======== SUPPLIED ENTRIES

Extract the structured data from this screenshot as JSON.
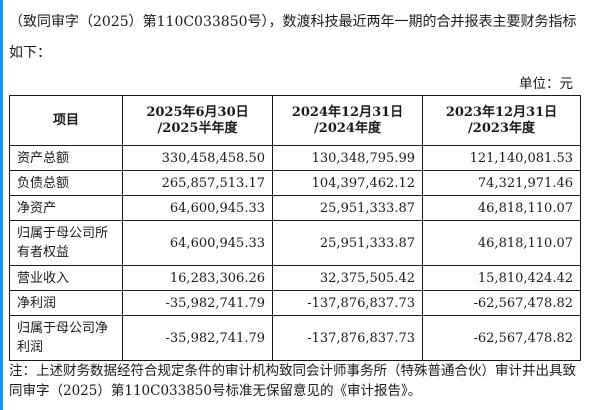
{
  "intro_text": "（致同审字（2025）第110C033850号），数渡科技最近两年一期的合并报表主要财务指标如下：",
  "unit_label": "单位：元",
  "table": {
    "headers": [
      {
        "line1": "项目",
        "line2": ""
      },
      {
        "line1": "2025年6月30日",
        "line2": "/2025半年度"
      },
      {
        "line1": "2024年12月31日",
        "line2": "/2024年度"
      },
      {
        "line1": "2023年12月31日",
        "line2": "/2023年度"
      }
    ],
    "rows": [
      {
        "label": "资产总额",
        "v2025": "330,458,458.50",
        "v2024": "130,348,795.99",
        "v2023": "121,140,081.53"
      },
      {
        "label": "负债总额",
        "v2025": "265,857,513.17",
        "v2024": "104,397,462.12",
        "v2023": "74,321,971.46"
      },
      {
        "label": "净资产",
        "v2025": "64,600,945.33",
        "v2024": "25,951,333.87",
        "v2023": "46,818,110.07"
      },
      {
        "label": "归属于母公司所有者权益",
        "v2025": "64,600,945.33",
        "v2024": "25,951,333.87",
        "v2023": "46,818,110.07"
      },
      {
        "label": "营业收入",
        "v2025": "16,283,306.26",
        "v2024": "32,375,505.42",
        "v2023": "15,810,424.42"
      },
      {
        "label": "净利润",
        "v2025": "-35,982,741.79",
        "v2024": "-137,876,837.73",
        "v2023": "-62,567,478.82"
      },
      {
        "label": "归属于母公司净利润",
        "v2025": "-35,982,741.79",
        "v2024": "-137,876,837.73",
        "v2023": "-62,567,478.82"
      }
    ]
  },
  "note_text": "注：上述财务数据经符合规定条件的审计机构致同会计师事务所（特殊普通合伙）审计并出具致同审字（2025）第110C033850号标准无保留意见的《审计报告》。",
  "colors": {
    "accent_bar": "#2f8fd8",
    "text": "#1a1a1a",
    "border": "#1a1a1a"
  }
}
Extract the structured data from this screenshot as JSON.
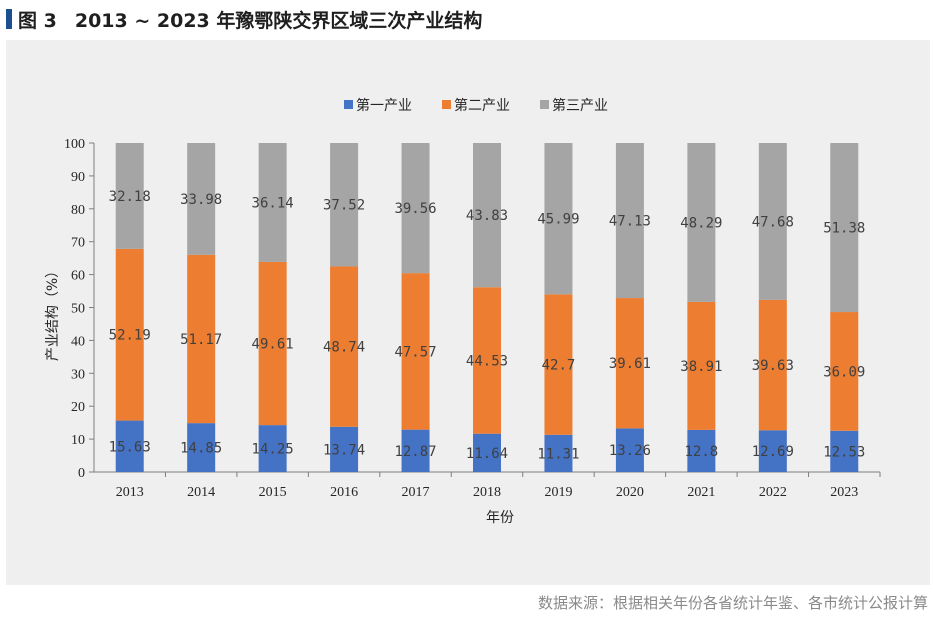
{
  "figure": {
    "number": "图 3",
    "title": "2013 ~ 2023 年豫鄂陕交界区域三次产业结构",
    "source": "数据来源：根据相关年份各省统计年鉴、各市统计公报计算"
  },
  "chart_data": {
    "type": "bar",
    "stacked": true,
    "xlabel": "年份",
    "ylabel": "产业结构（%）",
    "ylim": [
      0,
      100
    ],
    "yticks": [
      0,
      10,
      20,
      30,
      40,
      50,
      60,
      70,
      80,
      90,
      100
    ],
    "legend_position": "top",
    "grid": false,
    "categories": [
      "2013",
      "2014",
      "2015",
      "2016",
      "2017",
      "2018",
      "2019",
      "2020",
      "2021",
      "2022",
      "2023"
    ],
    "series": [
      {
        "name": "第一产业",
        "color": "#4472c4",
        "values": [
          15.63,
          14.85,
          14.25,
          13.74,
          12.87,
          11.64,
          11.31,
          13.26,
          12.8,
          12.69,
          12.53
        ],
        "labels": [
          "15.63",
          "14.85",
          "14.25",
          "13.74",
          "12.87",
          "11.64",
          "11.31",
          "13.26",
          "12.8",
          "12.69",
          "12.53"
        ]
      },
      {
        "name": "第二产业",
        "color": "#ed7d31",
        "values": [
          52.19,
          51.17,
          49.61,
          48.74,
          47.57,
          44.53,
          42.7,
          39.61,
          38.91,
          39.63,
          36.09
        ],
        "labels": [
          "52.19",
          "51.17",
          "49.61",
          "48.74",
          "47.57",
          "44.53",
          "42.7",
          "39.61",
          "38.91",
          "39.63",
          "36.09"
        ]
      },
      {
        "name": "第三产业",
        "color": "#a5a5a5",
        "values": [
          32.18,
          33.98,
          36.14,
          37.52,
          39.56,
          43.83,
          45.99,
          47.13,
          48.29,
          47.68,
          51.38
        ],
        "labels": [
          "32.18",
          "33.98",
          "36.14",
          "37.52",
          "39.56",
          "43.83",
          "45.99",
          "47.13",
          "48.29",
          "47.68",
          "51.38"
        ]
      }
    ]
  }
}
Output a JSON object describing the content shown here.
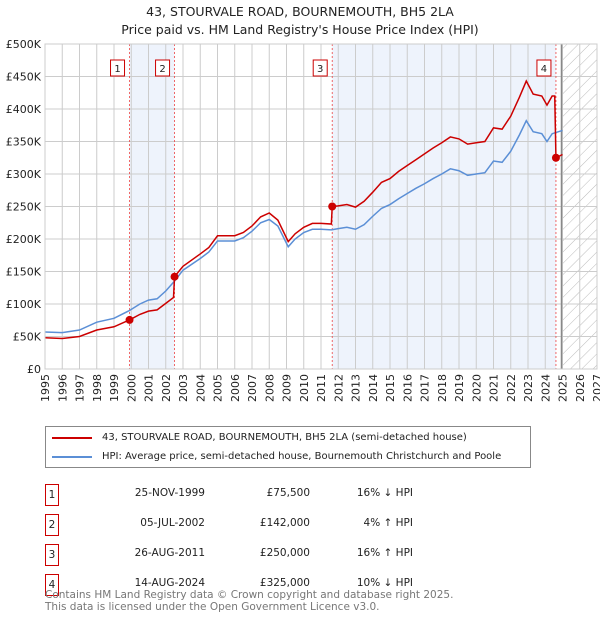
{
  "chart_data": {
    "type": "line",
    "title": "43, STOURVALE ROAD, BOURNEMOUTH, BH5 2LA",
    "subtitle": "Price paid vs. HM Land Registry's House Price Index (HPI)",
    "xlim": [
      1995,
      2027
    ],
    "ylim": [
      0,
      500000
    ],
    "x_ticks": [
      "1995",
      "1996",
      "1997",
      "1998",
      "1999",
      "2000",
      "2001",
      "2002",
      "2003",
      "2004",
      "2005",
      "2006",
      "2007",
      "2008",
      "2009",
      "2010",
      "2011",
      "2012",
      "2013",
      "2014",
      "2015",
      "2016",
      "2017",
      "2018",
      "2019",
      "2020",
      "2021",
      "2022",
      "2023",
      "2024",
      "2025",
      "2026",
      "2027"
    ],
    "y_ticks": [
      {
        "v": 0,
        "l": "£0"
      },
      {
        "v": 50000,
        "l": "£50K"
      },
      {
        "v": 100000,
        "l": "£100K"
      },
      {
        "v": 150000,
        "l": "£150K"
      },
      {
        "v": 200000,
        "l": "£200K"
      },
      {
        "v": 250000,
        "l": "£250K"
      },
      {
        "v": 300000,
        "l": "£300K"
      },
      {
        "v": 350000,
        "l": "£350K"
      },
      {
        "v": 400000,
        "l": "£400K"
      },
      {
        "v": 450000,
        "l": "£450K"
      },
      {
        "v": 500000,
        "l": "£500K"
      }
    ],
    "grid": true,
    "forecast_start": 2025,
    "shaded_ranges": [
      [
        1999.9,
        2002.51
      ],
      [
        2011.65,
        2024.62
      ]
    ],
    "series": [
      {
        "name": "43, STOURVALE ROAD, BOURNEMOUTH, BH5 2LA (semi-detached house)",
        "color": "#cc0000",
        "points": [
          [
            1995,
            48
          ],
          [
            1996,
            47
          ],
          [
            1997,
            50
          ],
          [
            1998,
            60
          ],
          [
            1999,
            65
          ],
          [
            1999.9,
            75.5
          ],
          [
            2000.5,
            84
          ],
          [
            2001,
            89
          ],
          [
            2001.5,
            91
          ],
          [
            2002,
            101
          ],
          [
            2002.45,
            110
          ],
          [
            2002.51,
            142
          ],
          [
            2003,
            158
          ],
          [
            2004,
            177
          ],
          [
            2004.5,
            187
          ],
          [
            2005,
            205
          ],
          [
            2005.5,
            205
          ],
          [
            2006,
            205
          ],
          [
            2006.5,
            210
          ],
          [
            2007,
            220
          ],
          [
            2007.5,
            234
          ],
          [
            2008,
            240
          ],
          [
            2008.5,
            229
          ],
          [
            2009.1,
            196
          ],
          [
            2009.5,
            208
          ],
          [
            2010,
            218
          ],
          [
            2010.5,
            224
          ],
          [
            2011,
            224
          ],
          [
            2011.6,
            223
          ],
          [
            2011.65,
            250
          ],
          [
            2012,
            251
          ],
          [
            2012.5,
            253
          ],
          [
            2013,
            249
          ],
          [
            2013.5,
            258
          ],
          [
            2014,
            272
          ],
          [
            2014.5,
            287
          ],
          [
            2015,
            293
          ],
          [
            2015.5,
            304
          ],
          [
            2016,
            313
          ],
          [
            2016.5,
            322
          ],
          [
            2017,
            331
          ],
          [
            2017.5,
            340
          ],
          [
            2018,
            348
          ],
          [
            2018.5,
            357
          ],
          [
            2019,
            354
          ],
          [
            2019.5,
            346
          ],
          [
            2020,
            348
          ],
          [
            2020.5,
            350
          ],
          [
            2021,
            371
          ],
          [
            2021.5,
            369
          ],
          [
            2022,
            389
          ],
          [
            2022.5,
            418
          ],
          [
            2022.9,
            443
          ],
          [
            2023.3,
            423
          ],
          [
            2023.8,
            420
          ],
          [
            2024.1,
            406
          ],
          [
            2024.4,
            420
          ],
          [
            2024.55,
            420
          ],
          [
            2024.62,
            325
          ],
          [
            2025,
            330
          ]
        ]
      },
      {
        "name": "HPI: Average price, semi-detached house, Bournemouth Christchurch and Poole",
        "color": "#5b8fd6",
        "points": [
          [
            1995,
            57
          ],
          [
            1996,
            56
          ],
          [
            1997,
            60
          ],
          [
            1998,
            72
          ],
          [
            1999,
            78
          ],
          [
            1999.9,
            90
          ],
          [
            2000.5,
            100
          ],
          [
            2001,
            106
          ],
          [
            2001.5,
            108
          ],
          [
            2002,
            120
          ],
          [
            2002.5,
            135
          ],
          [
            2003,
            152
          ],
          [
            2004,
            170
          ],
          [
            2004.5,
            180
          ],
          [
            2005,
            197
          ],
          [
            2005.5,
            197
          ],
          [
            2006,
            197
          ],
          [
            2006.5,
            202
          ],
          [
            2007,
            212
          ],
          [
            2007.5,
            225
          ],
          [
            2008,
            230
          ],
          [
            2008.5,
            220
          ],
          [
            2009.1,
            188
          ],
          [
            2009.5,
            200
          ],
          [
            2010,
            210
          ],
          [
            2010.5,
            215
          ],
          [
            2011,
            215
          ],
          [
            2011.6,
            214
          ],
          [
            2012,
            216
          ],
          [
            2012.5,
            218
          ],
          [
            2013,
            215
          ],
          [
            2013.5,
            222
          ],
          [
            2014,
            235
          ],
          [
            2014.5,
            247
          ],
          [
            2015,
            253
          ],
          [
            2015.5,
            262
          ],
          [
            2016,
            270
          ],
          [
            2016.5,
            278
          ],
          [
            2017,
            285
          ],
          [
            2017.5,
            293
          ],
          [
            2018,
            300
          ],
          [
            2018.5,
            308
          ],
          [
            2019,
            305
          ],
          [
            2019.5,
            298
          ],
          [
            2020,
            300
          ],
          [
            2020.5,
            302
          ],
          [
            2021,
            320
          ],
          [
            2021.5,
            318
          ],
          [
            2022,
            335
          ],
          [
            2022.5,
            360
          ],
          [
            2022.9,
            382
          ],
          [
            2023.3,
            365
          ],
          [
            2023.8,
            362
          ],
          [
            2024.1,
            350
          ],
          [
            2024.4,
            362
          ],
          [
            2025,
            367
          ]
        ]
      }
    ],
    "value_unit": "thousand GBP",
    "sales": [
      {
        "n": "1",
        "x": 1999.9,
        "v": 75.5,
        "date": "25-NOV-1999",
        "price": "£75,500",
        "hpi": "16% ↓ HPI"
      },
      {
        "n": "2",
        "x": 2002.51,
        "v": 142,
        "date": "05-JUL-2002",
        "price": "£142,000",
        "hpi": "4% ↑ HPI"
      },
      {
        "n": "3",
        "x": 2011.65,
        "v": 250,
        "date": "26-AUG-2011",
        "price": "£250,000",
        "hpi": "16% ↑ HPI"
      },
      {
        "n": "4",
        "x": 2024.62,
        "v": 325,
        "date": "14-AUG-2024",
        "price": "£325,000",
        "hpi": "10% ↓ HPI"
      }
    ]
  },
  "footer": {
    "line1": "Contains HM Land Registry data © Crown copyright and database right 2025.",
    "line2": "This data is licensed under the Open Government Licence v3.0."
  }
}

================

TASK GOAL
Filter the records above for "name" and copy every matching line.

SOLUTION FOR THIS TASK
        "name": "第一产业",
        "name": "第二产业",
        "name": "第三产业",
        "name": "43, STOURVALE ROAD, BOURNEMOUTH, BH5 2LA (semi-detached house)",
        "name": "HPI: Average price, semi-detached house, Bournemouth Christchurch and Poole",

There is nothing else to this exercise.